Exercise instructions:
Leaving out every picture, output the records below exactly as they are.

BEGIN Data for review

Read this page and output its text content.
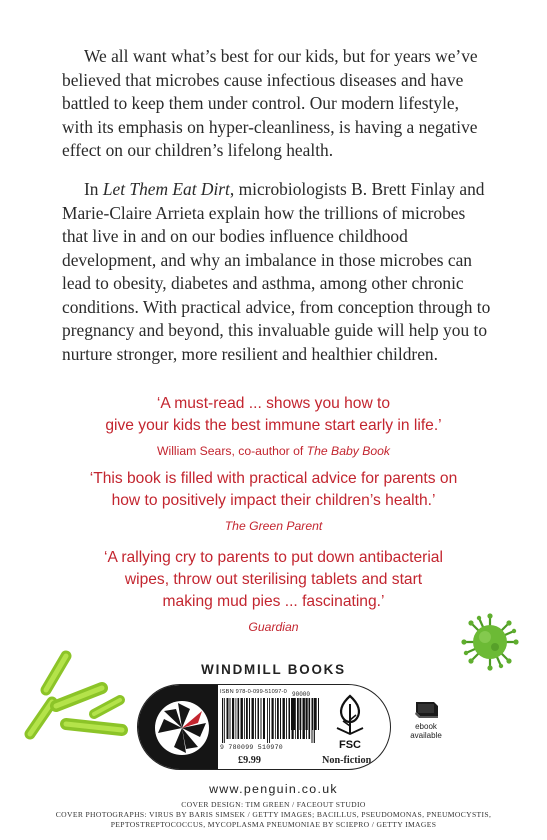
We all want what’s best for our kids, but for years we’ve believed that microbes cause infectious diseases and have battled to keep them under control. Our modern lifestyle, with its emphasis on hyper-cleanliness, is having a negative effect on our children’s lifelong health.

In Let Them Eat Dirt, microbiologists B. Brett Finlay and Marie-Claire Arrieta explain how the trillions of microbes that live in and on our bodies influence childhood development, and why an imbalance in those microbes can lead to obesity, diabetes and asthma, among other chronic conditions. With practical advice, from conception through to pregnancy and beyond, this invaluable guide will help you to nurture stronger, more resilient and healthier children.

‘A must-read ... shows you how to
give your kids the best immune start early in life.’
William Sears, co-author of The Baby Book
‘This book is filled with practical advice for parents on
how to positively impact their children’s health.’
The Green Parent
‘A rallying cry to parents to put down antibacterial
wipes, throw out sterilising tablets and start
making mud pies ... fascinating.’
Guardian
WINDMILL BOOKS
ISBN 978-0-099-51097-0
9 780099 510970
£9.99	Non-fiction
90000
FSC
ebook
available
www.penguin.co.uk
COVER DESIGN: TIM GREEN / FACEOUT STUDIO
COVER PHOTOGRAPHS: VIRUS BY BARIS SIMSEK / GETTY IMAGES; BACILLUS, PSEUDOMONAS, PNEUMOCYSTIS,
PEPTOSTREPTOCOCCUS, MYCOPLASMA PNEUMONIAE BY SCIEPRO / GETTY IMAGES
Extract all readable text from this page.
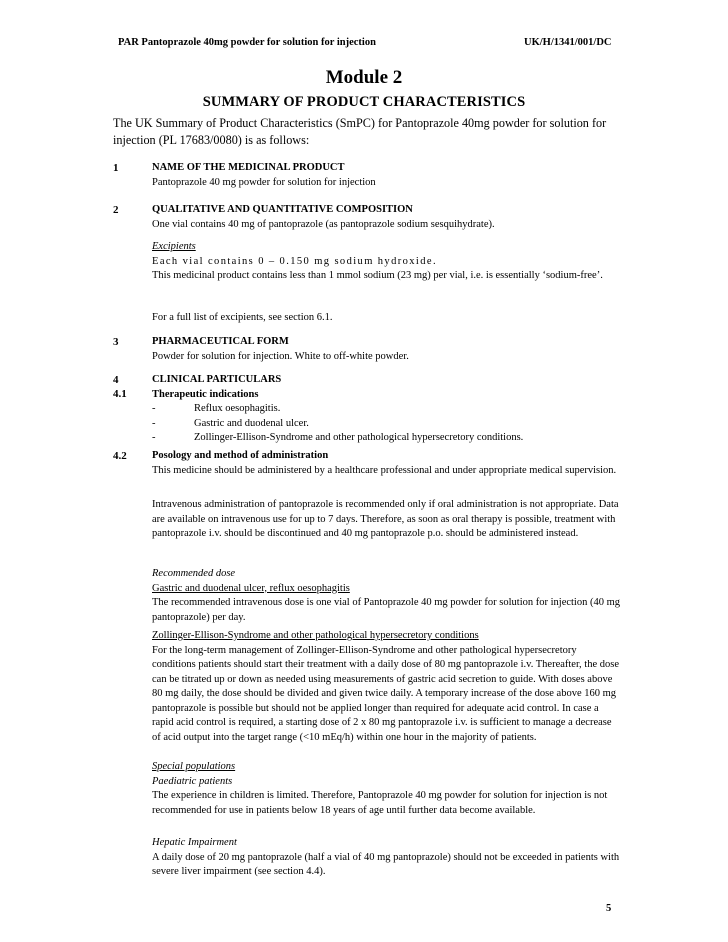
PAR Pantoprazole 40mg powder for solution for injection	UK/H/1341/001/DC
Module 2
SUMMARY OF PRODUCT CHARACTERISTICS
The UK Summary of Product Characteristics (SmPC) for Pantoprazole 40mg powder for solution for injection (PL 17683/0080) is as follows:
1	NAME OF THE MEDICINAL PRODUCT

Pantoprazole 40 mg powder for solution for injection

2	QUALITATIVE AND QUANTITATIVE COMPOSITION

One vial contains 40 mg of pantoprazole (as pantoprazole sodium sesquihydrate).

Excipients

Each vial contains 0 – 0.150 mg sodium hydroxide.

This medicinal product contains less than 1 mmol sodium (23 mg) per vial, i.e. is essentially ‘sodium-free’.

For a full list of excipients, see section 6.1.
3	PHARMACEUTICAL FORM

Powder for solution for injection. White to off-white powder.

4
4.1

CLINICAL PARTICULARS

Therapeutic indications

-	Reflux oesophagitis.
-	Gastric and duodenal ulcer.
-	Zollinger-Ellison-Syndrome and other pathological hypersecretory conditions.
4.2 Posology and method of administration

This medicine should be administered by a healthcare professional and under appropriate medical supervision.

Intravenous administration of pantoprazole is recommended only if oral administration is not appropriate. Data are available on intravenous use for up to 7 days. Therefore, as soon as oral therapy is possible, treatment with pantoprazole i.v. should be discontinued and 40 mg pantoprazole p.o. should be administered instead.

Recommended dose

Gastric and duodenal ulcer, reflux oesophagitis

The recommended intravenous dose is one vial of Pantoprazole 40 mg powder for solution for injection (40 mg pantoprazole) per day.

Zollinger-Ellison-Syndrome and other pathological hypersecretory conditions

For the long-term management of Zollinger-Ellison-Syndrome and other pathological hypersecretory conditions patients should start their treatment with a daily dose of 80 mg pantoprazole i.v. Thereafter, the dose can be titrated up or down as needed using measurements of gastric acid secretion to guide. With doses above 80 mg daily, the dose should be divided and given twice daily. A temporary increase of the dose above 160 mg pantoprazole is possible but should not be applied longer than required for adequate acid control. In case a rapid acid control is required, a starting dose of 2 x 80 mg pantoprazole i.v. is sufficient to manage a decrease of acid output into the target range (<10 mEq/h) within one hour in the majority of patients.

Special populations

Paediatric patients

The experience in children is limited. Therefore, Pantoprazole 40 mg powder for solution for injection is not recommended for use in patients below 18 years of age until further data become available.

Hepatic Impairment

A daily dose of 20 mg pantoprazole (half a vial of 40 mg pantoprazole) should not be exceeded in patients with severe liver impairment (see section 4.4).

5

END Data for review

Exercise answer:
Read this page and output its text content.
We all want what’s best for our kids, but for years we’ve believed that microbes cause infectious diseases and have battled to keep them under control. Our modern lifestyle, with its emphasis on hyper-cleanliness, is having a negative effect on our children’s lifelong health.

In Let Them Eat Dirt, microbiologists B. Brett Finlay and Marie-Claire Arrieta explain how the trillions of microbes that live in and on our bodies influence childhood development, and why an imbalance in those microbes can lead to obesity, diabetes and asthma, among other chronic conditions. With practical advice, from conception through to pregnancy and beyond, this invaluable guide will help you to nurture stronger, more resilient and healthier children.

‘A must-read ... shows you how to
give your kids the best immune start early in life.’
William Sears, co-author of The Baby Book
‘This book is filled with practical advice for parents on
how to positively impact their children’s health.’
The Green Parent
‘A rallying cry to parents to put down antibacterial
wipes, throw out sterilising tablets and start
making mud pies ... fascinating.’
Guardian
WINDMILL BOOKS
ISBN 978-0-099-51097-0
9 780099 510970
£9.99	Non-fiction
90000
FSC
ebook
available
www.penguin.co.uk
COVER DESIGN: TIM GREEN / FACEOUT STUDIO
COVER PHOTOGRAPHS: VIRUS BY BARIS SIMSEK / GETTY IMAGES; BACILLUS, PSEUDOMONAS, PNEUMOCYSTIS,
PEPTOSTREPTOCOCCUS, MYCOPLASMA PNEUMONIAE BY SCIEPRO / GETTY IMAGES
Extract all readable text from this page.
PAR Pantoprazole 40mg powder for solution for injection	UK/H/1341/001/DC
Module 2
SUMMARY OF PRODUCT CHARACTERISTICS
The UK Summary of Product Characteristics (SmPC) for Pantoprazole 40mg powder for solution for injection (PL 17683/0080) is as follows:
1	NAME OF THE MEDICINAL PRODUCT

Pantoprazole 40 mg powder for solution for injection

2	QUALITATIVE AND QUANTITATIVE COMPOSITION

One vial contains 40 mg of pantoprazole (as pantoprazole sodium sesquihydrate).

Excipients

Each vial contains 0 – 0.150 mg sodium hydroxide.

This medicinal product contains less than 1 mmol sodium (23 mg) per vial, i.e. is essentially ‘sodium-free’.

For a full list of excipients, see section 6.1.
3	PHARMACEUTICAL FORM

Powder for solution for injection. White to off-white powder.

4
4.1

CLINICAL PARTICULARS

Therapeutic indications

-	Reflux oesophagitis.
-	Gastric and duodenal ulcer.
-	Zollinger-Ellison-Syndrome and other pathological hypersecretory conditions.
4.2 Posology and method of administration

This medicine should be administered by a healthcare professional and under appropriate medical supervision.

Intravenous administration of pantoprazole is recommended only if oral administration is not appropriate. Data are available on intravenous use for up to 7 days. Therefore, as soon as oral therapy is possible, treatment with pantoprazole i.v. should be discontinued and 40 mg pantoprazole p.o. should be administered instead.

Recommended dose

Gastric and duodenal ulcer, reflux oesophagitis

The recommended intravenous dose is one vial of Pantoprazole 40 mg powder for solution for injection (40 mg pantoprazole) per day.

Zollinger-Ellison-Syndrome and other pathological hypersecretory conditions

For the long-term management of Zollinger-Ellison-Syndrome and other pathological hypersecretory conditions patients should start their treatment with a daily dose of 80 mg pantoprazole i.v. Thereafter, the dose can be titrated up or down as needed using measurements of gastric acid secretion to guide. With doses above 80 mg daily, the dose should be divided and given twice daily. A temporary increase of the dose above 160 mg pantoprazole is possible but should not be applied longer than required for adequate acid control. In case a rapid acid control is required, a starting dose of 2 x 80 mg pantoprazole i.v. is sufficient to manage a decrease of acid output into the target range (<10 mEq/h) within one hour in the majority of patients.

Special populations

Paediatric patients

The experience in children is limited. Therefore, Pantoprazole 40 mg powder for solution for injection is not recommended for use in patients below 18 years of age until further data become available.

Hepatic Impairment

A daily dose of 20 mg pantoprazole (half a vial of 40 mg pantoprazole) should not be exceeded in patients with severe liver impairment (see section 4.4).

5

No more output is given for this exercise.